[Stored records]

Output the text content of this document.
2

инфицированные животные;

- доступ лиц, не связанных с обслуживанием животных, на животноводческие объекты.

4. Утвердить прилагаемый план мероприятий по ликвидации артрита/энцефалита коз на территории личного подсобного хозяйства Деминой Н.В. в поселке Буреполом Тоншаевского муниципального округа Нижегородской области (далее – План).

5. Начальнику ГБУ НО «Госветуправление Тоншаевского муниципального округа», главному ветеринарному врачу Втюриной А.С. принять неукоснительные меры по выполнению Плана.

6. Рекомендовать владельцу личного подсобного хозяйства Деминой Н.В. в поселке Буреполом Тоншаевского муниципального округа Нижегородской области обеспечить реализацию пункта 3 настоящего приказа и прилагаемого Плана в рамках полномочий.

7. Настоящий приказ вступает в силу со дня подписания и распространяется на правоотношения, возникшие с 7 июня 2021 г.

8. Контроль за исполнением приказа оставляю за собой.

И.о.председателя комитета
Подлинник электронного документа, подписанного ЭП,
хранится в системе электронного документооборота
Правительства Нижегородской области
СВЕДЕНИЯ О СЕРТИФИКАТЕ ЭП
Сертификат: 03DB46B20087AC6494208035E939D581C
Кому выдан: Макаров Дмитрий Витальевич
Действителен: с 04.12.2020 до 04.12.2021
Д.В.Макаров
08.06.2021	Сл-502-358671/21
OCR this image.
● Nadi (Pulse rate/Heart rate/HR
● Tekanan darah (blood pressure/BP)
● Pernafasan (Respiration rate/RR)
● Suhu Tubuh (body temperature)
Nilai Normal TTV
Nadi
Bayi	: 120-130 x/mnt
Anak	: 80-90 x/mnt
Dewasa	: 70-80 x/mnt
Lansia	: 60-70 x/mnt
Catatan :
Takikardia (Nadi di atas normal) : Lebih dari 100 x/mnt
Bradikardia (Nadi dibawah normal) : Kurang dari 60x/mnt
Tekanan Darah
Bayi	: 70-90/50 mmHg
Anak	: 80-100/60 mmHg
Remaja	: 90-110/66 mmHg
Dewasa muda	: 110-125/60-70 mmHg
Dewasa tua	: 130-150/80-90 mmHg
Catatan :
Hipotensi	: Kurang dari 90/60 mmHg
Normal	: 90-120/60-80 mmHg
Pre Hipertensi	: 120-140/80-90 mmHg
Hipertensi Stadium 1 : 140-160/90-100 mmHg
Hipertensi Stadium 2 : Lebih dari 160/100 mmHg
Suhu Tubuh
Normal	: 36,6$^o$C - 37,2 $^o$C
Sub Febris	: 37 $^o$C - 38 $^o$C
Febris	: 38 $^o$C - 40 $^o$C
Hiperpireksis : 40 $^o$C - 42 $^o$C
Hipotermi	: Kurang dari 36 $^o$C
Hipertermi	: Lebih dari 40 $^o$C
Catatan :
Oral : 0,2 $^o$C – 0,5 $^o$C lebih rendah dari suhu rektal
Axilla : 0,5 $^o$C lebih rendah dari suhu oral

EXERCISE TASK »
Repeat the records exactly, including every line.

THE ANSWER »
Output the text content of this document.
2

инфицированные животные;

- доступ лиц, не связанных с обслуживанием животных, на животноводческие объекты.

4. Утвердить прилагаемый план мероприятий по ликвидации артрита/энцефалита коз на территории личного подсобного хозяйства Деминой Н.В. в поселке Буреполом Тоншаевского муниципального округа Нижегородской области (далее – План).

5. Начальнику ГБУ НО «Госветуправление Тоншаевского муниципального округа», главному ветеринарному врачу Втюриной А.С. принять неукоснительные меры по выполнению Плана.

6. Рекомендовать владельцу личного подсобного хозяйства Деминой Н.В. в поселке Буреполом Тоншаевского муниципального округа Нижегородской области обеспечить реализацию пункта 3 настоящего приказа и прилагаемого Плана в рамках полномочий.

7. Настоящий приказ вступает в силу со дня подписания и распространяется на правоотношения, возникшие с 7 июня 2021 г.

8. Контроль за исполнением приказа оставляю за собой.

И.о.председателя комитета
Подлинник электронного документа, подписанного ЭП,
хранится в системе электронного документооборота
Правительства Нижегородской области
СВЕДЕНИЯ О СЕРТИФИКАТЕ ЭП
Сертификат: 03DB46B20087AC6494208035E939D581C
Кому выдан: Макаров Дмитрий Витальевич
Действителен: с 04.12.2020 до 04.12.2021
Д.В.Макаров
08.06.2021	Сл-502-358671/21
OCR this image.
● Nadi (Pulse rate/Heart rate/HR
● Tekanan darah (blood pressure/BP)
● Pernafasan (Respiration rate/RR)
● Suhu Tubuh (body temperature)
Nilai Normal TTV
Nadi
Bayi	: 120-130 x/mnt
Anak	: 80-90 x/mnt
Dewasa	: 70-80 x/mnt
Lansia	: 60-70 x/mnt
Catatan :
Takikardia (Nadi di atas normal) : Lebih dari 100 x/mnt
Bradikardia (Nadi dibawah normal) : Kurang dari 60x/mnt
Tekanan Darah
Bayi	: 70-90/50 mmHg
Anak	: 80-100/60 mmHg
Remaja	: 90-110/66 mmHg
Dewasa muda	: 110-125/60-70 mmHg
Dewasa tua	: 130-150/80-90 mmHg
Catatan :
Hipotensi	: Kurang dari 90/60 mmHg
Normal	: 90-120/60-80 mmHg
Pre Hipertensi	: 120-140/80-90 mmHg
Hipertensi Stadium 1 : 140-160/90-100 mmHg
Hipertensi Stadium 2 : Lebih dari 160/100 mmHg
Suhu Tubuh
Normal	: 36,6$^o$C - 37,2 $^o$C
Sub Febris	: 37 $^o$C - 38 $^o$C
Febris	: 38 $^o$C - 40 $^o$C
Hiperpireksis : 40 $^o$C - 42 $^o$C
Hipotermi	: Kurang dari 36 $^o$C
Hipertermi	: Lebih dari 40 $^o$C
Catatan :
Oral : 0,2 $^o$C – 0,5 $^o$C lebih rendah dari suhu rektal
Axilla : 0,5 $^o$C lebih rendah dari suhu oral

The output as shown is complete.